> [WHAT YOU HAVE TO DO] Find the line containing "What's the underlying" in the entries; transcribe it and all remaining lines through the end, exactly as they appear, but not the pictures.

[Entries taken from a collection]
--- begin ---

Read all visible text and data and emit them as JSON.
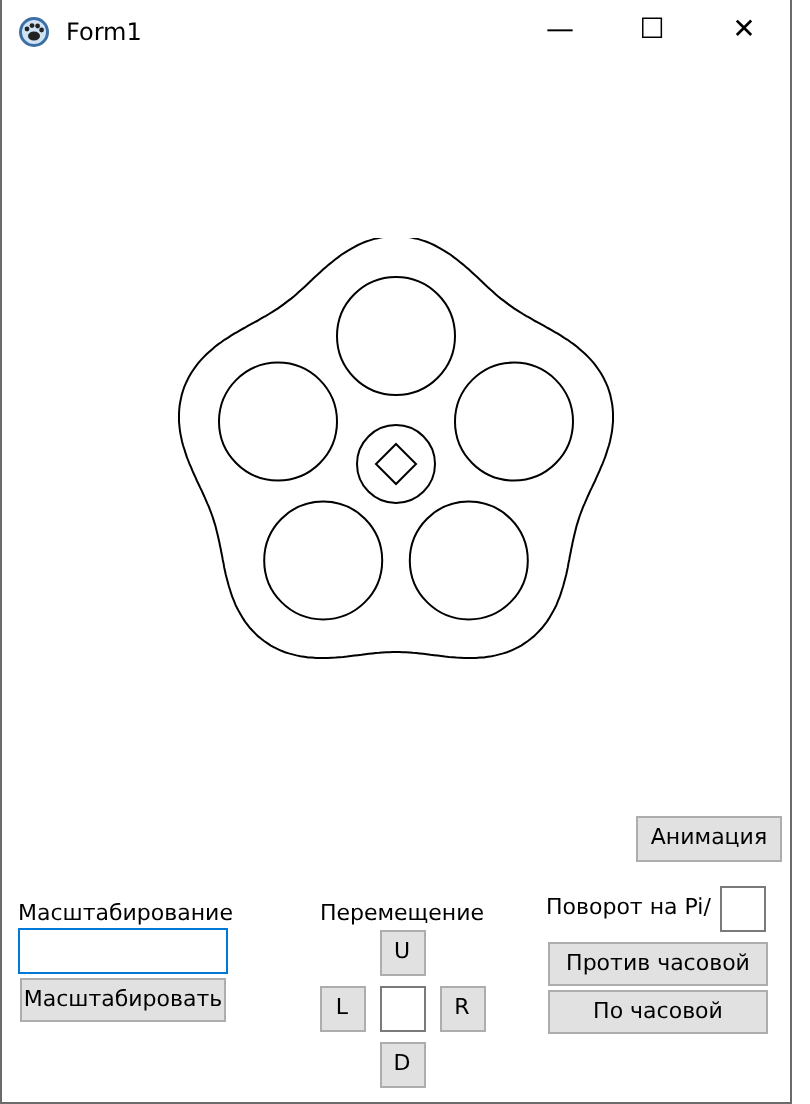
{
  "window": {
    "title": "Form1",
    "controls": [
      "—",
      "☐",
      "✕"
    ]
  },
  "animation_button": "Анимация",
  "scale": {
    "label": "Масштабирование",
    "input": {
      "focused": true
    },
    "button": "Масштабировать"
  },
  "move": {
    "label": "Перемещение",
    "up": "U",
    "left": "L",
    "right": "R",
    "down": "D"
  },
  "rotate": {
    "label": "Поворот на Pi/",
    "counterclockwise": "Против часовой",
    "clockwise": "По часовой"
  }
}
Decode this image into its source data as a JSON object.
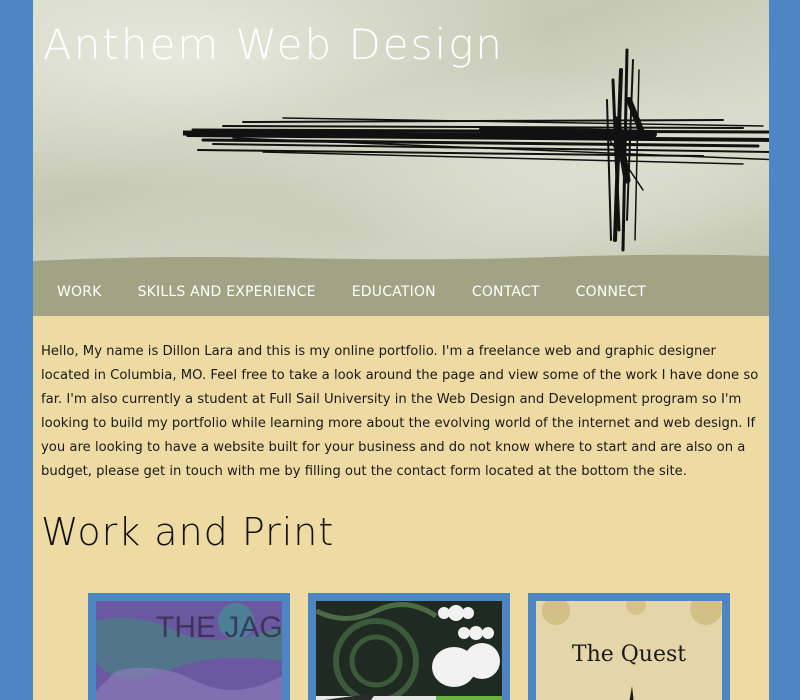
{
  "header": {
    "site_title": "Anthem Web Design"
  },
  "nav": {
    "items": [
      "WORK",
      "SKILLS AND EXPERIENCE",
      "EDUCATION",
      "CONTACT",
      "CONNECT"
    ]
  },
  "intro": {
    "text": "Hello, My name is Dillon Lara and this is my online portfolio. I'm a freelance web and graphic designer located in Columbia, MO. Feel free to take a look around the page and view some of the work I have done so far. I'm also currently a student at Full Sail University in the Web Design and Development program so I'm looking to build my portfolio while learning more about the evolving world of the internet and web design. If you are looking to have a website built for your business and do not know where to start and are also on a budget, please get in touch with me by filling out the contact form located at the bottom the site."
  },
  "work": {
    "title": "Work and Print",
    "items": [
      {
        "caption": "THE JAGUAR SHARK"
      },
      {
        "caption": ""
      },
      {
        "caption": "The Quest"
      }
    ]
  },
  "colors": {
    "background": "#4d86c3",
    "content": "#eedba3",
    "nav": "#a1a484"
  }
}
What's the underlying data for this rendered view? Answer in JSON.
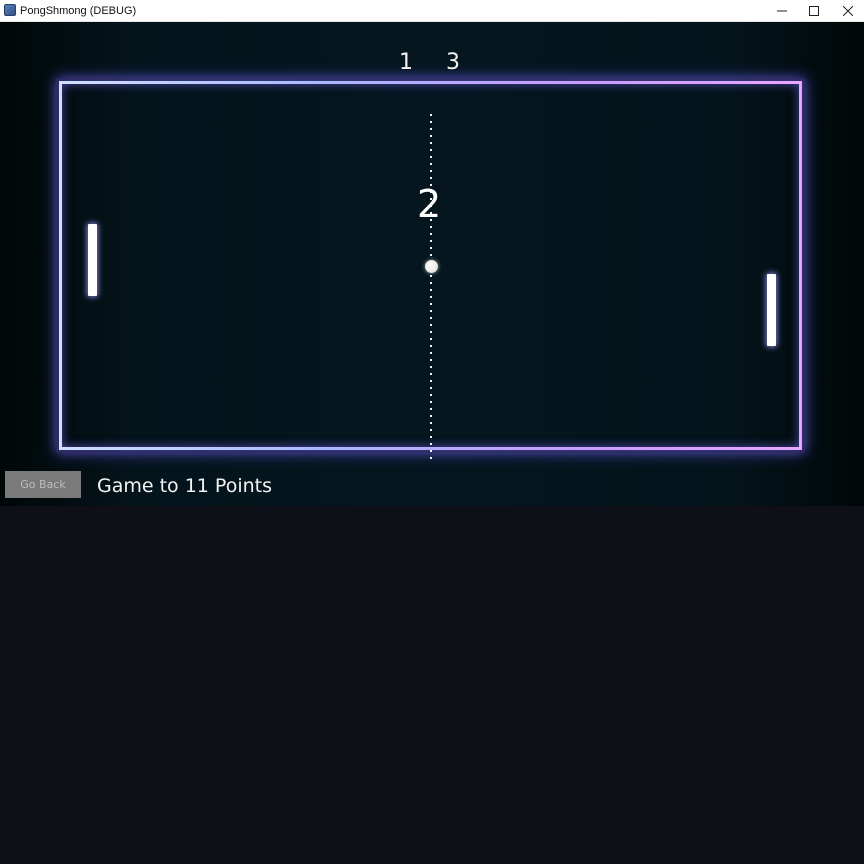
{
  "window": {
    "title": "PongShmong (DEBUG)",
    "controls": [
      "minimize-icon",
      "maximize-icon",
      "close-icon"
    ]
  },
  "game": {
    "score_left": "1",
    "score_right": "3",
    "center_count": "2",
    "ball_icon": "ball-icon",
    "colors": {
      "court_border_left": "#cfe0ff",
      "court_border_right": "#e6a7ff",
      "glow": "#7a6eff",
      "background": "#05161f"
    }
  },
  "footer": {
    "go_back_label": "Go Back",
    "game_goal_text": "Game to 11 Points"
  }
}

--- end ---

> [WORKED SOLUTION]
What's the underlying data for this rendered view? Answer in JSON.
{
  "window": {
    "title": "PongShmong (DEBUG)",
    "controls": [
      "minimize-icon",
      "maximize-icon",
      "close-icon"
    ]
  },
  "game": {
    "score_left": "1",
    "score_right": "3",
    "center_count": "2",
    "ball_icon": "ball-icon",
    "colors": {
      "court_border_left": "#cfe0ff",
      "court_border_right": "#e6a7ff",
      "glow": "#7a6eff",
      "background": "#05161f"
    }
  },
  "footer": {
    "go_back_label": "Go Back",
    "game_goal_text": "Game to 11 Points"
  }
}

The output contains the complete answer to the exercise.